◆ WORK TO COMPLETE
Pick out each line in these entries that contains the string "page".

━━━━━━━━━━━━━━━━━━━━

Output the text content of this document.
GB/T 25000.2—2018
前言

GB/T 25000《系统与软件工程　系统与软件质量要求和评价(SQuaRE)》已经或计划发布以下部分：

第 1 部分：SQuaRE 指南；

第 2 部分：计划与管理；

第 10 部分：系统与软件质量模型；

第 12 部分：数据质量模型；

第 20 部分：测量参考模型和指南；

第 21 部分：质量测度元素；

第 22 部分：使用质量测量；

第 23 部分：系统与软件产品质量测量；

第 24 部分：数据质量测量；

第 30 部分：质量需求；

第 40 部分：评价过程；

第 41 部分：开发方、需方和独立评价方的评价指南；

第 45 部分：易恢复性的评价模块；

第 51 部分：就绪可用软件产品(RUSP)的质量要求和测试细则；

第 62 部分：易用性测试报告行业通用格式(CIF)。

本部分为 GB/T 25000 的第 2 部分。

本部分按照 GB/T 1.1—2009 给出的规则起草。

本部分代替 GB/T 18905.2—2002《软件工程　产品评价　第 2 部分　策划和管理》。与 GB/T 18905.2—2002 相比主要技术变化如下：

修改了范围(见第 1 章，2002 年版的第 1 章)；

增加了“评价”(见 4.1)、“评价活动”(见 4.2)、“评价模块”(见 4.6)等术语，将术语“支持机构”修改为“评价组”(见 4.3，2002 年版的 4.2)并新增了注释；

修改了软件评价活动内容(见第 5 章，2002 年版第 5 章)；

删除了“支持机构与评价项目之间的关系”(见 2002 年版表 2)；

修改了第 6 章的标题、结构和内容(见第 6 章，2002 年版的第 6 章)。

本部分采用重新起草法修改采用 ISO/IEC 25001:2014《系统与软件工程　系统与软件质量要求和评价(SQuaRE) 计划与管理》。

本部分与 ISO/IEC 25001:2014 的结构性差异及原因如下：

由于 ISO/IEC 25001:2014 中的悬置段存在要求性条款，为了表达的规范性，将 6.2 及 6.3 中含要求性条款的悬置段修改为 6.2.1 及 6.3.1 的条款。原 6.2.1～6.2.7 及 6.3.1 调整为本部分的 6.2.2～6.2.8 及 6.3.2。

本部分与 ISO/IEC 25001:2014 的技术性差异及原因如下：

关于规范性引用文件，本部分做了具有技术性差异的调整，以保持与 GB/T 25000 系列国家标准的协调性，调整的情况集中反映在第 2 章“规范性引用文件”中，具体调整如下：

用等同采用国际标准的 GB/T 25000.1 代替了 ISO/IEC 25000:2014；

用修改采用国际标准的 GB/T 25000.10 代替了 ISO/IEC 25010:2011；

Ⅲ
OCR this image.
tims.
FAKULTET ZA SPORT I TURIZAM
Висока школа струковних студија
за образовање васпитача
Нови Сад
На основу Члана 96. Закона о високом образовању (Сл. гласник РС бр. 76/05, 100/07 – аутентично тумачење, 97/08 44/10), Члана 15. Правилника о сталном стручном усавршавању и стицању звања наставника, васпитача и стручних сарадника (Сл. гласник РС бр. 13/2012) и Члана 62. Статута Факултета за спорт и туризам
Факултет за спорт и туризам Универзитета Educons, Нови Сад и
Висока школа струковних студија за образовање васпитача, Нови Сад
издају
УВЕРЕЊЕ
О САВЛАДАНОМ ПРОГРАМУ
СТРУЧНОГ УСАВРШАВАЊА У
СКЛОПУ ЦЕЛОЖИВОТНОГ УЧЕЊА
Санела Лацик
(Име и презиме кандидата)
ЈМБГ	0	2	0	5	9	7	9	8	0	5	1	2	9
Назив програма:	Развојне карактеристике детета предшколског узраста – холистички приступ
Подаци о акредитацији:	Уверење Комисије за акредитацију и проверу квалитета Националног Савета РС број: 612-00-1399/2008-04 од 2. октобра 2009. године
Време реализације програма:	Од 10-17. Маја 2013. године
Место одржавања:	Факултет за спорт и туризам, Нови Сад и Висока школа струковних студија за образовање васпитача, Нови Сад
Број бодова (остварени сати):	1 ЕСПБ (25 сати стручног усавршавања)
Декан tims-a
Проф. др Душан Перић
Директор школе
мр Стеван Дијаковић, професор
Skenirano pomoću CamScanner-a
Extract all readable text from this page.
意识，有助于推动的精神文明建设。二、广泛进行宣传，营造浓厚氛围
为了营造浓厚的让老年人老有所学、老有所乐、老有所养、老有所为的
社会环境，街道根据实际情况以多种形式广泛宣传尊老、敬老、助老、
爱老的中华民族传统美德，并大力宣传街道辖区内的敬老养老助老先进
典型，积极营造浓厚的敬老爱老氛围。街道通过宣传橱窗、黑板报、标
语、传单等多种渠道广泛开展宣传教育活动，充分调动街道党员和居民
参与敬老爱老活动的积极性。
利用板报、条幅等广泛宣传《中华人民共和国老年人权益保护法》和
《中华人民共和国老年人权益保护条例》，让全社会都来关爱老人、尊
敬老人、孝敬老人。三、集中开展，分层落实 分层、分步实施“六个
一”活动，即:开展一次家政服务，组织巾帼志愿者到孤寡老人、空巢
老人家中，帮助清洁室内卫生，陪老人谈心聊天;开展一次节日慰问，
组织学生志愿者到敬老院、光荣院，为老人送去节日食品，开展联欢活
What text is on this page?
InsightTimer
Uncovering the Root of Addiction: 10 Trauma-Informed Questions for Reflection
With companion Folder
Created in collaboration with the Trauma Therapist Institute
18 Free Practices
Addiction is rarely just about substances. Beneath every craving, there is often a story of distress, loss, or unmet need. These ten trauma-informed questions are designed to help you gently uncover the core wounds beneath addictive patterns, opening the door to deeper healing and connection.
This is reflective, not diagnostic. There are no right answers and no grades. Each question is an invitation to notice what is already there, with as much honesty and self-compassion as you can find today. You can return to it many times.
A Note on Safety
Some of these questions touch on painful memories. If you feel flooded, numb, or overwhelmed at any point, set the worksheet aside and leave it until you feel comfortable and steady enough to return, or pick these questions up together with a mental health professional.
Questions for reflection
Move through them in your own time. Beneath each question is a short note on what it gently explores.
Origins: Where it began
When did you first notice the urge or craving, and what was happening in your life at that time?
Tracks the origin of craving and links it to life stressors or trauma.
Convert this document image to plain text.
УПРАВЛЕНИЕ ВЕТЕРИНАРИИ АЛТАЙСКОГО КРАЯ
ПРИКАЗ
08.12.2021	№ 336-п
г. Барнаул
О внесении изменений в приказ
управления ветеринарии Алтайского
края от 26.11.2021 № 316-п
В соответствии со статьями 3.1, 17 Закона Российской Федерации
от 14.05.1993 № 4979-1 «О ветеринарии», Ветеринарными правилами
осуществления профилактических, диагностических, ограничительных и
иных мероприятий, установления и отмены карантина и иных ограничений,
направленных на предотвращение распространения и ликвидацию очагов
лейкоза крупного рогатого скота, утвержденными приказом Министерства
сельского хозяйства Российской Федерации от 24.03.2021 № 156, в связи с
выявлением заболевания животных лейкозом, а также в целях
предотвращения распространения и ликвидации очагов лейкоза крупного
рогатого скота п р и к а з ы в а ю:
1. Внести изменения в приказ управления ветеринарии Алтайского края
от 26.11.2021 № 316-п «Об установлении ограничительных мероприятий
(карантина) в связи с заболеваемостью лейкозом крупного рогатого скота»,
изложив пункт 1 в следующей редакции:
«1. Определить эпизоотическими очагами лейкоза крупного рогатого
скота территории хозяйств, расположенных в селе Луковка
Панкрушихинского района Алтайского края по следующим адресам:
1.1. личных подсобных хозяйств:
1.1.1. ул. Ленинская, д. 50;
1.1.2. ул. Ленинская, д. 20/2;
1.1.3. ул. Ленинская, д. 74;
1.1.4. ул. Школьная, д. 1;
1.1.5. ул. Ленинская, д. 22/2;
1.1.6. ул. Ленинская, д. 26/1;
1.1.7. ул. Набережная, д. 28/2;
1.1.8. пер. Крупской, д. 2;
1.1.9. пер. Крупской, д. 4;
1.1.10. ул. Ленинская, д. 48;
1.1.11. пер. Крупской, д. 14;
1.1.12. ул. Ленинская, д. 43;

━━━━━━━━━━━━━━━━━━━━

◆ EXERCISE RESULT
Extract all readable text from this page.
What text is on this page?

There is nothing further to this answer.